Locate the word "plus" in the material, then show every line that holds it.
### Stored rows ###
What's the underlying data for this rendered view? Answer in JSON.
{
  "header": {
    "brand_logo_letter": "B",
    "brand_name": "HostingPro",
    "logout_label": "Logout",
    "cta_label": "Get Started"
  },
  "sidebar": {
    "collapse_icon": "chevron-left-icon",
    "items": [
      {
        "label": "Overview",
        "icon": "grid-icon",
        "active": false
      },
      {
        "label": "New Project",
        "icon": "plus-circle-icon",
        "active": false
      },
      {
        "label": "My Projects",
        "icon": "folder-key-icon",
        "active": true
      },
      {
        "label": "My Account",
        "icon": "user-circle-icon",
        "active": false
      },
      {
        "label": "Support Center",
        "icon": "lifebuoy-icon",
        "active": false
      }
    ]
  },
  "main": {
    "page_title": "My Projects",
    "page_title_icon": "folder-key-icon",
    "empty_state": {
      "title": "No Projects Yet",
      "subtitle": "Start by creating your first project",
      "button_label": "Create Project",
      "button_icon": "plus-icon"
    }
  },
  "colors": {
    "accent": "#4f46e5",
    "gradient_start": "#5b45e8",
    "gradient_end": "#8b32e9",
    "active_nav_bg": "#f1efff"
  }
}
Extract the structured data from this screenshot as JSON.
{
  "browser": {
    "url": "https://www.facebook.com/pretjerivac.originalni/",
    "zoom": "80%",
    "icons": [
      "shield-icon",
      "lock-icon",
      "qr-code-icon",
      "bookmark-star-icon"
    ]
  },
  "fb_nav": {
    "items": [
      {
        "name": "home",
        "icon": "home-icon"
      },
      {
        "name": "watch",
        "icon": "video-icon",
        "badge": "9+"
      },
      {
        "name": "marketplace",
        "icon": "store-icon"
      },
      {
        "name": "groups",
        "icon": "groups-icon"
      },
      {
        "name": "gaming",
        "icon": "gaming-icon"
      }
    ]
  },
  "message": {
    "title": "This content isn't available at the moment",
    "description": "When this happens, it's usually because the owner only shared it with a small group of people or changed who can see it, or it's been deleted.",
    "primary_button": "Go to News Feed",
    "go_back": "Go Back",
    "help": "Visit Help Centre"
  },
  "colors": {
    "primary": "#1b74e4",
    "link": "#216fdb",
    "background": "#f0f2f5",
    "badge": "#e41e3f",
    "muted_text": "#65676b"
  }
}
###
## Output of the exercise
        "icon": "plus-circle-icon",
      "button_icon": "plus-icon"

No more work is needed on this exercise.